● **Supplied material**:
▼

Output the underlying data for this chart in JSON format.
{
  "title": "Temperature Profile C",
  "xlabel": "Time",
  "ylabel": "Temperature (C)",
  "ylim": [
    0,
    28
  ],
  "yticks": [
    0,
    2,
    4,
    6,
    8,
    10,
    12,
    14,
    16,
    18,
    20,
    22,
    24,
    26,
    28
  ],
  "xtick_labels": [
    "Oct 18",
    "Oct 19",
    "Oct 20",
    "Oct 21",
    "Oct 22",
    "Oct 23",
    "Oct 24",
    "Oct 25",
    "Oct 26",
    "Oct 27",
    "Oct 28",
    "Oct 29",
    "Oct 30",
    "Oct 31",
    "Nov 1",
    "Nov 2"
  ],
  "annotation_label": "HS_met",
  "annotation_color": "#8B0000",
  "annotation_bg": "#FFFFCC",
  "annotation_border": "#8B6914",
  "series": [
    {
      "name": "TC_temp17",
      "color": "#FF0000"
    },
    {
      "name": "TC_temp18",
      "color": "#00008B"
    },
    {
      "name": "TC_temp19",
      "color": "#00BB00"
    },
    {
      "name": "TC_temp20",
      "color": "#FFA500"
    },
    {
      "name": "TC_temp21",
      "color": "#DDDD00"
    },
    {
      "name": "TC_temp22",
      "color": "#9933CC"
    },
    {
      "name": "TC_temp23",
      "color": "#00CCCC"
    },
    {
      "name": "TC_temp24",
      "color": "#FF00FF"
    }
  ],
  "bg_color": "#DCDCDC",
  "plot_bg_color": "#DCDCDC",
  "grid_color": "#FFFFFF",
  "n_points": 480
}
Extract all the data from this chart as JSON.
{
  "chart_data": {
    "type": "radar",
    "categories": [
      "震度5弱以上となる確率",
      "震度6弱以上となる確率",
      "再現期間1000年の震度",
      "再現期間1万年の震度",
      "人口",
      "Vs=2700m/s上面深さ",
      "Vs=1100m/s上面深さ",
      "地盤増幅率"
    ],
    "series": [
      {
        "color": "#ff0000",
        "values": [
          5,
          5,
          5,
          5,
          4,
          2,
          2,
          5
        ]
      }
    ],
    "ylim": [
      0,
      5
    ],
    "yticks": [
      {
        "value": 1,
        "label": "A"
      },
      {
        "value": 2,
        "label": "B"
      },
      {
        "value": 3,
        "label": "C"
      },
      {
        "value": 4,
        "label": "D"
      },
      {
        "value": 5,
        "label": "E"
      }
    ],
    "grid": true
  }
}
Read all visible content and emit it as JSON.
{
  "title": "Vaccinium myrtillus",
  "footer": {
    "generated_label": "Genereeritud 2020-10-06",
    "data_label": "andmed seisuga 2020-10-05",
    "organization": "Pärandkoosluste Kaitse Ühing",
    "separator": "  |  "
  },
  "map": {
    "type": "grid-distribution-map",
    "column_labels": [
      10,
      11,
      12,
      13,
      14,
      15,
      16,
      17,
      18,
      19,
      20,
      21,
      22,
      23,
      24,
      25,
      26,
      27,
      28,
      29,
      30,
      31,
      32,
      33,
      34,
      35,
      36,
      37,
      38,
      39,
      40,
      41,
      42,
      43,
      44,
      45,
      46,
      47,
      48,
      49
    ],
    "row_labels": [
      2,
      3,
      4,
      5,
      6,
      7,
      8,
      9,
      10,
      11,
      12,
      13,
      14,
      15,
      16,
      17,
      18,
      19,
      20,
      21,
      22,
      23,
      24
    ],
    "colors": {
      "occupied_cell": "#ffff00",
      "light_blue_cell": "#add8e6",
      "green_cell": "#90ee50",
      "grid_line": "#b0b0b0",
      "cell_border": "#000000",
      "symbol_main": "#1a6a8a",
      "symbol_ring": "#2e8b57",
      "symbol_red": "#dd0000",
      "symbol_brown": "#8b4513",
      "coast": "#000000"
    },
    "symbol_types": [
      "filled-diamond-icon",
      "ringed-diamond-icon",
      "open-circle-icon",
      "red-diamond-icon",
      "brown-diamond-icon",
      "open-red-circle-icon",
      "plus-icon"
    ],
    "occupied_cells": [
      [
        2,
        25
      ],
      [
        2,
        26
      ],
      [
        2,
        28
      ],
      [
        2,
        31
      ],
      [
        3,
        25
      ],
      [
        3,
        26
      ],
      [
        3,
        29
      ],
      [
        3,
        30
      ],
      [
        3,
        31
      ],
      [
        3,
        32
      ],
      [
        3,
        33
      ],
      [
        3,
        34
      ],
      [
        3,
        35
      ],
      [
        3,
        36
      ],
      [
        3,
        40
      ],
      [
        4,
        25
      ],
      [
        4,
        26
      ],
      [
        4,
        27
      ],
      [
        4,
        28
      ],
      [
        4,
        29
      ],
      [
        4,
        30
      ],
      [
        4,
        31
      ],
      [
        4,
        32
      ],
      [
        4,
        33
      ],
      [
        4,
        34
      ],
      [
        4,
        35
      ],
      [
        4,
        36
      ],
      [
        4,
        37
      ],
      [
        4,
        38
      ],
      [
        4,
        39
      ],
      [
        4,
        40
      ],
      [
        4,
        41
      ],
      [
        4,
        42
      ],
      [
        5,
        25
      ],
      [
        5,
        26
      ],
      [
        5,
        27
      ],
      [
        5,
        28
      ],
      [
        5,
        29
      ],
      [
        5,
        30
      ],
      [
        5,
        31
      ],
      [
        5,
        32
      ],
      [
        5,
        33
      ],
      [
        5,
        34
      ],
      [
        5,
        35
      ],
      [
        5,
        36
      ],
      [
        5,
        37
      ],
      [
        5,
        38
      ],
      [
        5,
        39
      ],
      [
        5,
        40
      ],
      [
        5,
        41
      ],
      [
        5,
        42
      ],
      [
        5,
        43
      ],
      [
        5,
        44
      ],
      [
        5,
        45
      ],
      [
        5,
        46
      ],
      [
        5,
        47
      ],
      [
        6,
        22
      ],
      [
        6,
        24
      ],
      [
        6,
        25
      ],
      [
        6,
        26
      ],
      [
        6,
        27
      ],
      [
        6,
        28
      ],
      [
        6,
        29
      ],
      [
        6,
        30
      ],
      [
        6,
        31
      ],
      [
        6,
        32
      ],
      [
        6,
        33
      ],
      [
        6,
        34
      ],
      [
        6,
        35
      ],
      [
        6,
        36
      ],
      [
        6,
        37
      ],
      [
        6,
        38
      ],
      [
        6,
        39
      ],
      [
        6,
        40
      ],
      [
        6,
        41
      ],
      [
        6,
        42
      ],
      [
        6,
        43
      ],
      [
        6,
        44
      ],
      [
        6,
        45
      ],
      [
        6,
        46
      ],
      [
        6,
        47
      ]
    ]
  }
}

▲

● **Set problem**:
Write out every entry above, word for word.

● **Finished answer**:
Output the underlying data for this chart in JSON format.
{
  "title": "Temperature Profile C",
  "xlabel": "Time",
  "ylabel": "Temperature (C)",
  "ylim": [
    0,
    28
  ],
  "yticks": [
    0,
    2,
    4,
    6,
    8,
    10,
    12,
    14,
    16,
    18,
    20,
    22,
    24,
    26,
    28
  ],
  "xtick_labels": [
    "Oct 18",
    "Oct 19",
    "Oct 20",
    "Oct 21",
    "Oct 22",
    "Oct 23",
    "Oct 24",
    "Oct 25",
    "Oct 26",
    "Oct 27",
    "Oct 28",
    "Oct 29",
    "Oct 30",
    "Oct 31",
    "Nov 1",
    "Nov 2"
  ],
  "annotation_label": "HS_met",
  "annotation_color": "#8B0000",
  "annotation_bg": "#FFFFCC",
  "annotation_border": "#8B6914",
  "series": [
    {
      "name": "TC_temp17",
      "color": "#FF0000"
    },
    {
      "name": "TC_temp18",
      "color": "#00008B"
    },
    {
      "name": "TC_temp19",
      "color": "#00BB00"
    },
    {
      "name": "TC_temp20",
      "color": "#FFA500"
    },
    {
      "name": "TC_temp21",
      "color": "#DDDD00"
    },
    {
      "name": "TC_temp22",
      "color": "#9933CC"
    },
    {
      "name": "TC_temp23",
      "color": "#00CCCC"
    },
    {
      "name": "TC_temp24",
      "color": "#FF00FF"
    }
  ],
  "bg_color": "#DCDCDC",
  "plot_bg_color": "#DCDCDC",
  "grid_color": "#FFFFFF",
  "n_points": 480
}
Extract all the data from this chart as JSON.
{
  "chart_data": {
    "type": "radar",
    "categories": [
      "震度5弱以上となる確率",
      "震度6弱以上となる確率",
      "再現期間1000年の震度",
      "再現期間1万年の震度",
      "人口",
      "Vs=2700m/s上面深さ",
      "Vs=1100m/s上面深さ",
      "地盤増幅率"
    ],
    "series": [
      {
        "color": "#ff0000",
        "values": [
          5,
          5,
          5,
          5,
          4,
          2,
          2,
          5
        ]
      }
    ],
    "ylim": [
      0,
      5
    ],
    "yticks": [
      {
        "value": 1,
        "label": "A"
      },
      {
        "value": 2,
        "label": "B"
      },
      {
        "value": 3,
        "label": "C"
      },
      {
        "value": 4,
        "label": "D"
      },
      {
        "value": 5,
        "label": "E"
      }
    ],
    "grid": true
  }
}
Read all visible content and emit it as JSON.
{
  "title": "Vaccinium myrtillus",
  "footer": {
    "generated_label": "Genereeritud 2020-10-06",
    "data_label": "andmed seisuga 2020-10-05",
    "organization": "Pärandkoosluste Kaitse Ühing",
    "separator": "  |  "
  },
  "map": {
    "type": "grid-distribution-map",
    "column_labels": [
      10,
      11,
      12,
      13,
      14,
      15,
      16,
      17,
      18,
      19,
      20,
      21,
      22,
      23,
      24,
      25,
      26,
      27,
      28,
      29,
      30,
      31,
      32,
      33,
      34,
      35,
      36,
      37,
      38,
      39,
      40,
      41,
      42,
      43,
      44,
      45,
      46,
      47,
      48,
      49
    ],
    "row_labels": [
      2,
      3,
      4,
      5,
      6,
      7,
      8,
      9,
      10,
      11,
      12,
      13,
      14,
      15,
      16,
      17,
      18,
      19,
      20,
      21,
      22,
      23,
      24
    ],
    "colors": {
      "occupied_cell": "#ffff00",
      "light_blue_cell": "#add8e6",
      "green_cell": "#90ee50",
      "grid_line": "#b0b0b0",
      "cell_border": "#000000",
      "symbol_main": "#1a6a8a",
      "symbol_ring": "#2e8b57",
      "symbol_red": "#dd0000",
      "symbol_brown": "#8b4513",
      "coast": "#000000"
    },
    "symbol_types": [
      "filled-diamond-icon",
      "ringed-diamond-icon",
      "open-circle-icon",
      "red-diamond-icon",
      "brown-diamond-icon",
      "open-red-circle-icon",
      "plus-icon"
    ],
    "occupied_cells": [
      [
        2,
        25
      ],
      [
        2,
        26
      ],
      [
        2,
        28
      ],
      [
        2,
        31
      ],
      [
        3,
        25
      ],
      [
        3,
        26
      ],
      [
        3,
        29
      ],
      [
        3,
        30
      ],
      [
        3,
        31
      ],
      [
        3,
        32
      ],
      [
        3,
        33
      ],
      [
        3,
        34
      ],
      [
        3,
        35
      ],
      [
        3,
        36
      ],
      [
        3,
        40
      ],
      [
        4,
        25
      ],
      [
        4,
        26
      ],
      [
        4,
        27
      ],
      [
        4,
        28
      ],
      [
        4,
        29
      ],
      [
        4,
        30
      ],
      [
        4,
        31
      ],
      [
        4,
        32
      ],
      [
        4,
        33
      ],
      [
        4,
        34
      ],
      [
        4,
        35
      ],
      [
        4,
        36
      ],
      [
        4,
        37
      ],
      [
        4,
        38
      ],
      [
        4,
        39
      ],
      [
        4,
        40
      ],
      [
        4,
        41
      ],
      [
        4,
        42
      ],
      [
        5,
        25
      ],
      [
        5,
        26
      ],
      [
        5,
        27
      ],
      [
        5,
        28
      ],
      [
        5,
        29
      ],
      [
        5,
        30
      ],
      [
        5,
        31
      ],
      [
        5,
        32
      ],
      [
        5,
        33
      ],
      [
        5,
        34
      ],
      [
        5,
        35
      ],
      [
        5,
        36
      ],
      [
        5,
        37
      ],
      [
        5,
        38
      ],
      [
        5,
        39
      ],
      [
        5,
        40
      ],
      [
        5,
        41
      ],
      [
        5,
        42
      ],
      [
        5,
        43
      ],
      [
        5,
        44
      ],
      [
        5,
        45
      ],
      [
        5,
        46
      ],
      [
        5,
        47
      ],
      [
        6,
        22
      ],
      [
        6,
        24
      ],
      [
        6,
        25
      ],
      [
        6,
        26
      ],
      [
        6,
        27
      ],
      [
        6,
        28
      ],
      [
        6,
        29
      ],
      [
        6,
        30
      ],
      [
        6,
        31
      ],
      [
        6,
        32
      ],
      [
        6,
        33
      ],
      [
        6,
        34
      ],
      [
        6,
        35
      ],
      [
        6,
        36
      ],
      [
        6,
        37
      ],
      [
        6,
        38
      ],
      [
        6,
        39
      ],
      [
        6,
        40
      ],
      [
        6,
        41
      ],
      [
        6,
        42
      ],
      [
        6,
        43
      ],
      [
        6,
        44
      ],
      [
        6,
        45
      ],
      [
        6,
        46
      ],
      [
        6,
        47
      ]
    ]
  }
}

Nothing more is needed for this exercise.